Exercise description: The line containing "Read all visible content and emit it as JSON." marks where to begin; quote it and every line after it through the end of the data, exactly as written.

Extracted records:

** BEGIN **

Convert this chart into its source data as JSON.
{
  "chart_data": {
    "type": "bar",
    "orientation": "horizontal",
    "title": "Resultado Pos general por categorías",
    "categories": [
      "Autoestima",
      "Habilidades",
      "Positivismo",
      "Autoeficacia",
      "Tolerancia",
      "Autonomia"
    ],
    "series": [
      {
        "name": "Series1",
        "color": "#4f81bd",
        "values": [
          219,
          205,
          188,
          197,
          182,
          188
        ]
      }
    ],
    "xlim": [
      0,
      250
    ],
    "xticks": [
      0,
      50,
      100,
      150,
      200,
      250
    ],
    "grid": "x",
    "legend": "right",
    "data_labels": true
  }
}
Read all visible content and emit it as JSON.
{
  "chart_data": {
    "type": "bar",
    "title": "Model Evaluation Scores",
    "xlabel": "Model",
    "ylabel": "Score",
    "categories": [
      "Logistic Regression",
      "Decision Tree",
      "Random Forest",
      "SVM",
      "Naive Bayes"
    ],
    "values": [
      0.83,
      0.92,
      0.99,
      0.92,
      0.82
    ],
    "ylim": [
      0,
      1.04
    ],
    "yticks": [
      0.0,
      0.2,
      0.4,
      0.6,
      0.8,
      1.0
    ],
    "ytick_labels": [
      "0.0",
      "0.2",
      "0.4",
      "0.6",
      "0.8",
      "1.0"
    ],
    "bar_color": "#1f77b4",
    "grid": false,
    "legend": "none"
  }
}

** END **

Exercise solution:
Read all visible content and emit it as JSON.
{
  "chart_data": {
    "type": "bar",
    "title": "Model Evaluation Scores",
    "xlabel": "Model",
    "ylabel": "Score",
    "categories": [
      "Logistic Regression",
      "Decision Tree",
      "Random Forest",
      "SVM",
      "Naive Bayes"
    ],
    "values": [
      0.83,
      0.92,
      0.99,
      0.92,
      0.82
    ],
    "ylim": [
      0,
      1.04
    ],
    "yticks": [
      0.0,
      0.2,
      0.4,
      0.6,
      0.8,
      1.0
    ],
    "ytick_labels": [
      "0.0",
      "0.2",
      "0.4",
      "0.6",
      "0.8",
      "1.0"
    ],
    "bar_color": "#1f77b4",
    "grid": false,
    "legend": "none"
  }
}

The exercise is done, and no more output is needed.